Output the records exactly as they appear, with no pictures included.
===== Entries shown =====
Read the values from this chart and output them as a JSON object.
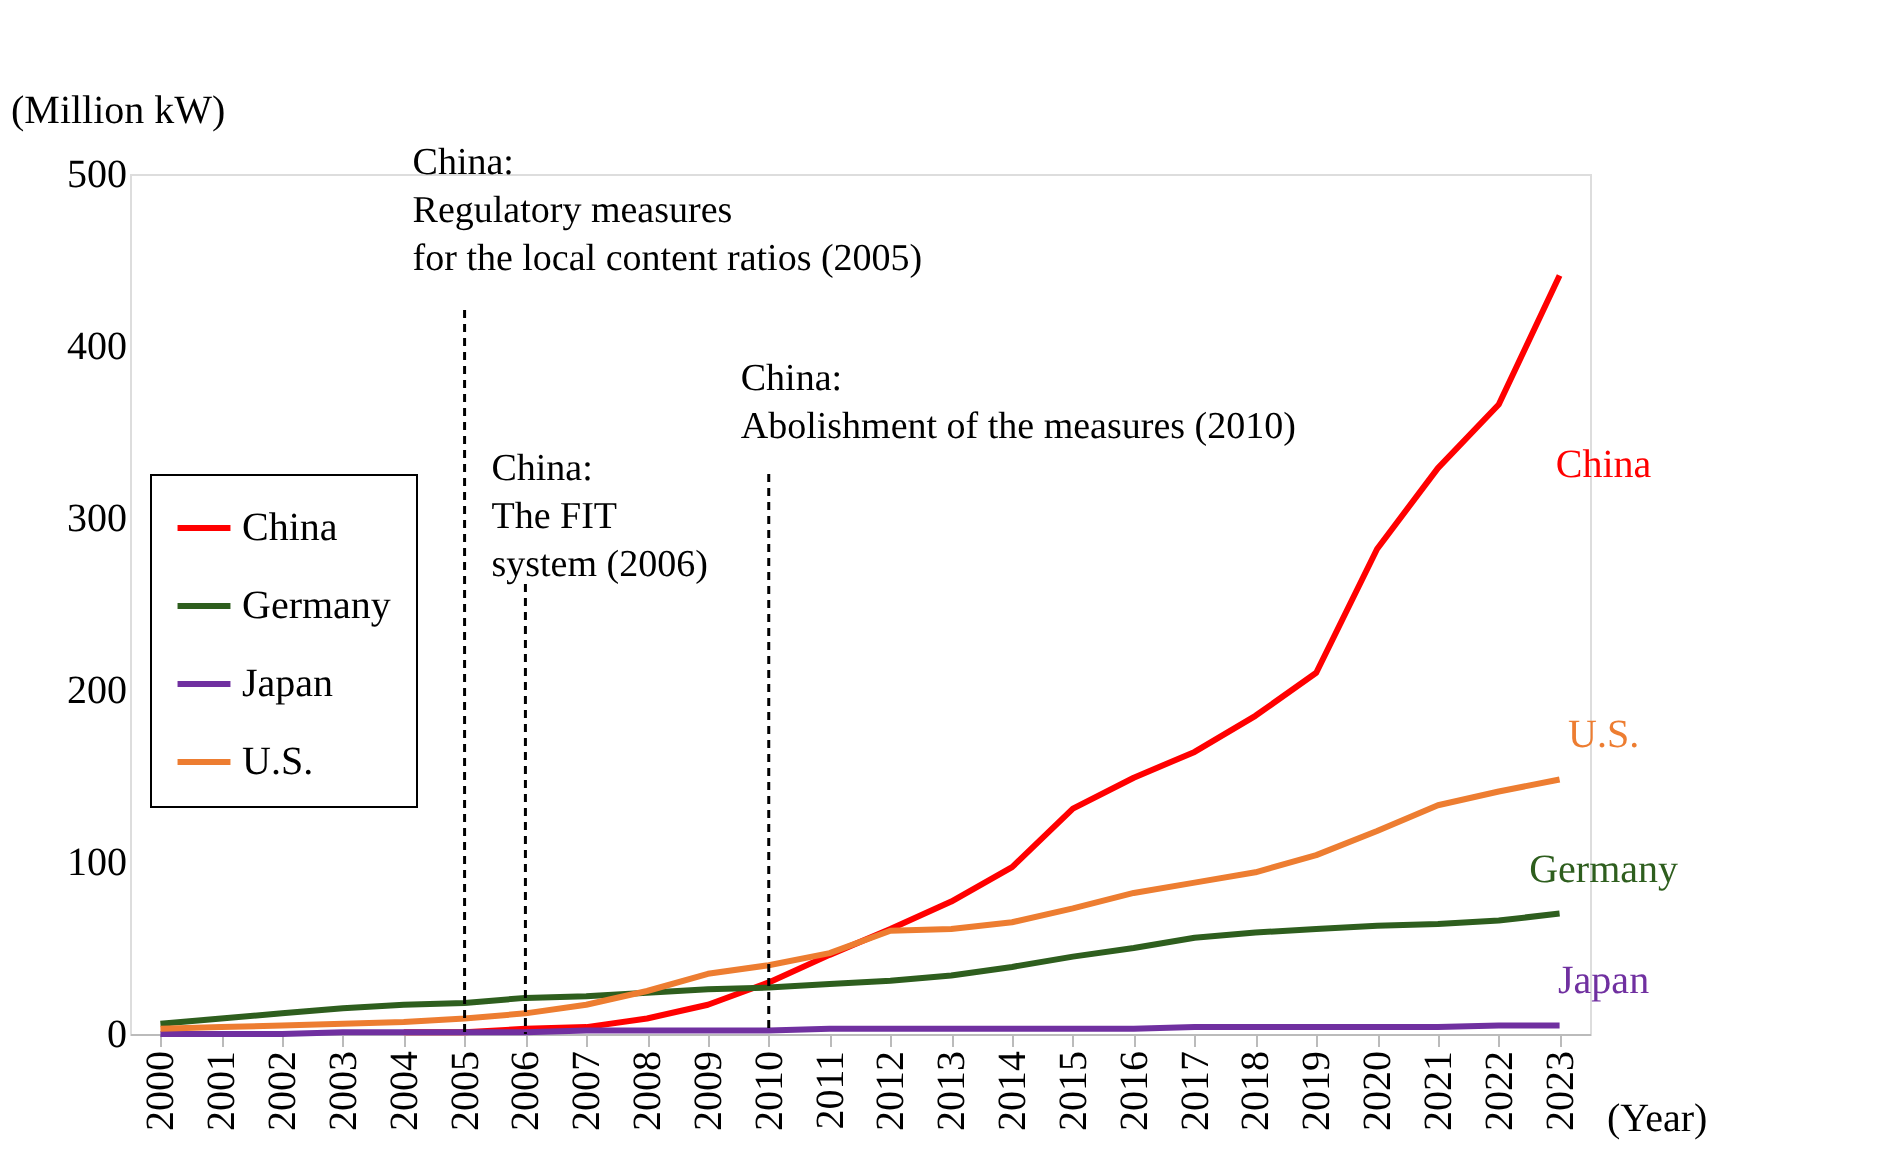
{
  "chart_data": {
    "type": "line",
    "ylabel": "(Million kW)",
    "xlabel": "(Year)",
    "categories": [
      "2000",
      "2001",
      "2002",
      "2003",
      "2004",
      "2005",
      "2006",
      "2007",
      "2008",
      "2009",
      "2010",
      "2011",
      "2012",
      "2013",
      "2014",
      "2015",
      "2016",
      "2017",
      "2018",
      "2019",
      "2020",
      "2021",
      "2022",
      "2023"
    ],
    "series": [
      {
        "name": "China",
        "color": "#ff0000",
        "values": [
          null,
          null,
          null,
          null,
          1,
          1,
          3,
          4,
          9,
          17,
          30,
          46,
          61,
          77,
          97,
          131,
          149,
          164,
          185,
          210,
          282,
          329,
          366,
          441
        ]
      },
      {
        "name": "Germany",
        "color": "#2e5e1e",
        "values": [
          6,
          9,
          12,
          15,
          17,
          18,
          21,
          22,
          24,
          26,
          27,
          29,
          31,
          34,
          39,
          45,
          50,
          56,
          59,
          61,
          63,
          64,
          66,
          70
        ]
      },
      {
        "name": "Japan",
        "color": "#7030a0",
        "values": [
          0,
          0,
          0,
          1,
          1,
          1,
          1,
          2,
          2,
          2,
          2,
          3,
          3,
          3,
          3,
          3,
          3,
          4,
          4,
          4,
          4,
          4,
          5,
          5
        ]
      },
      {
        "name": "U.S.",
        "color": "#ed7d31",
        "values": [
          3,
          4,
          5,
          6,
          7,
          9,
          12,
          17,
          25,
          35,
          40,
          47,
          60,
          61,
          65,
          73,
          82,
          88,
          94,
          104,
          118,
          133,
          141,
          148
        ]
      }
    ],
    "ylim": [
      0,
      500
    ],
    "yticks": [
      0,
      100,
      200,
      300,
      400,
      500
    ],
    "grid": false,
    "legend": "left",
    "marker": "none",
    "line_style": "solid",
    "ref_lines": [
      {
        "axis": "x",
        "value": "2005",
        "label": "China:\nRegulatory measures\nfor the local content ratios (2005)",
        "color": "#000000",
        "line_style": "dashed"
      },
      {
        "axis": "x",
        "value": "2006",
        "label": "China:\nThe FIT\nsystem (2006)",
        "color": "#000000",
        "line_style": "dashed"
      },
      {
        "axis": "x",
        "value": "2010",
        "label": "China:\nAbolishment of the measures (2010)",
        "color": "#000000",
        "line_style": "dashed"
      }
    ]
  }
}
=====
## [Task response]
Read the values from this chart and output them as a JSON object.
{
  "chart_data": {
    "type": "line",
    "ylabel": "(Million kW)",
    "xlabel": "(Year)",
    "categories": [
      "2000",
      "2001",
      "2002",
      "2003",
      "2004",
      "2005",
      "2006",
      "2007",
      "2008",
      "2009",
      "2010",
      "2011",
      "2012",
      "2013",
      "2014",
      "2015",
      "2016",
      "2017",
      "2018",
      "2019",
      "2020",
      "2021",
      "2022",
      "2023"
    ],
    "series": [
      {
        "name": "China",
        "color": "#ff0000",
        "values": [
          null,
          null,
          null,
          null,
          1,
          1,
          3,
          4,
          9,
          17,
          30,
          46,
          61,
          77,
          97,
          131,
          149,
          164,
          185,
          210,
          282,
          329,
          366,
          441
        ]
      },
      {
        "name": "Germany",
        "color": "#2e5e1e",
        "values": [
          6,
          9,
          12,
          15,
          17,
          18,
          21,
          22,
          24,
          26,
          27,
          29,
          31,
          34,
          39,
          45,
          50,
          56,
          59,
          61,
          63,
          64,
          66,
          70
        ]
      },
      {
        "name": "Japan",
        "color": "#7030a0",
        "values": [
          0,
          0,
          0,
          1,
          1,
          1,
          1,
          2,
          2,
          2,
          2,
          3,
          3,
          3,
          3,
          3,
          3,
          4,
          4,
          4,
          4,
          4,
          5,
          5
        ]
      },
      {
        "name": "U.S.",
        "color": "#ed7d31",
        "values": [
          3,
          4,
          5,
          6,
          7,
          9,
          12,
          17,
          25,
          35,
          40,
          47,
          60,
          61,
          65,
          73,
          82,
          88,
          94,
          104,
          118,
          133,
          141,
          148
        ]
      }
    ],
    "ylim": [
      0,
      500
    ],
    "yticks": [
      0,
      100,
      200,
      300,
      400,
      500
    ],
    "grid": false,
    "legend": "left",
    "marker": "none",
    "line_style": "solid",
    "ref_lines": [
      {
        "axis": "x",
        "value": "2005",
        "label": "China:\nRegulatory measures\nfor the local content ratios (2005)",
        "color": "#000000",
        "line_style": "dashed"
      },
      {
        "axis": "x",
        "value": "2006",
        "label": "China:\nThe FIT\nsystem (2006)",
        "color": "#000000",
        "line_style": "dashed"
      },
      {
        "axis": "x",
        "value": "2010",
        "label": "China:\nAbolishment of the measures (2010)",
        "color": "#000000",
        "line_style": "dashed"
      }
    ]
  }
}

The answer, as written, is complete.